## [What to do]
Copy out all lines where "text" appears.

## [Listed entries]
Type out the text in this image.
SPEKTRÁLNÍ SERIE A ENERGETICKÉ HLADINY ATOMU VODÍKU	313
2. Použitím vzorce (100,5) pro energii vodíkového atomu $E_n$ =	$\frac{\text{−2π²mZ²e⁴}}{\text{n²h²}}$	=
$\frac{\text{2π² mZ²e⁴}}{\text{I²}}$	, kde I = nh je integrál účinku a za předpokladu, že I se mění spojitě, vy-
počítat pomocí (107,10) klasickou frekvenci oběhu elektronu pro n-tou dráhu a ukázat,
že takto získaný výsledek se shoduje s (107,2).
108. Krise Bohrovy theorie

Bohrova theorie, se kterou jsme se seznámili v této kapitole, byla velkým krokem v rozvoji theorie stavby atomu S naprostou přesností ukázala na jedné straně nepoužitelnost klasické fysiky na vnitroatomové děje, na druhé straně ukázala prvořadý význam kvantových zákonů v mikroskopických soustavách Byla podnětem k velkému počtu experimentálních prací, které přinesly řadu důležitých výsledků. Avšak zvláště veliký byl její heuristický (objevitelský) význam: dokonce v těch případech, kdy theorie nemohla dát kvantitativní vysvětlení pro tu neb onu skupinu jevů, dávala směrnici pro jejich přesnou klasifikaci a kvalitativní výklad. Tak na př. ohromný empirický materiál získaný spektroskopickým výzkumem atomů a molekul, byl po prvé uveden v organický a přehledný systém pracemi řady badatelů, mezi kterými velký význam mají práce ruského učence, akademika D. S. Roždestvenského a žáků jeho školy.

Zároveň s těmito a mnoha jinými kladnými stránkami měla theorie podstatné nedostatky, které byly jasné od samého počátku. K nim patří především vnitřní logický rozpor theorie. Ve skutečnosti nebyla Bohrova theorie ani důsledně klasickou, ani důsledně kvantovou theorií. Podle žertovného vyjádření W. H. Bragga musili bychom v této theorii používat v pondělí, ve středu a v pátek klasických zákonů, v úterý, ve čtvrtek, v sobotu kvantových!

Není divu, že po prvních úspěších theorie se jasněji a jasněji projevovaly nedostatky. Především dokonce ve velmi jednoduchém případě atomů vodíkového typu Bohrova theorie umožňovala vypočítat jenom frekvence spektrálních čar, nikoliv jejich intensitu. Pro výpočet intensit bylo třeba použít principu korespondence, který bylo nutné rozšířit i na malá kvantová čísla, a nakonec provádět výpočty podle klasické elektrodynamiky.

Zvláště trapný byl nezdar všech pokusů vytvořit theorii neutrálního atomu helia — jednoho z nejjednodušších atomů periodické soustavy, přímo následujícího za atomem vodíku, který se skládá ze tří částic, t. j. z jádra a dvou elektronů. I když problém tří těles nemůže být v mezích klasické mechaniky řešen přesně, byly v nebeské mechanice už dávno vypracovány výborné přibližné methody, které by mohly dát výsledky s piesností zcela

## [Answer for this exercise]
Type out the text in this image.
2. Použitím vzorce (100,5) pro energii vodíkového atomu $E_n$ =	$\frac{\text{−2π²mZ²e⁴}}{\text{n²h²}}$	=
$\frac{\text{2π² mZ²e⁴}}{\text{I²}}$	, kde I = nh je integrál účinku a za předpokladu, že I se mění spojitě, vy-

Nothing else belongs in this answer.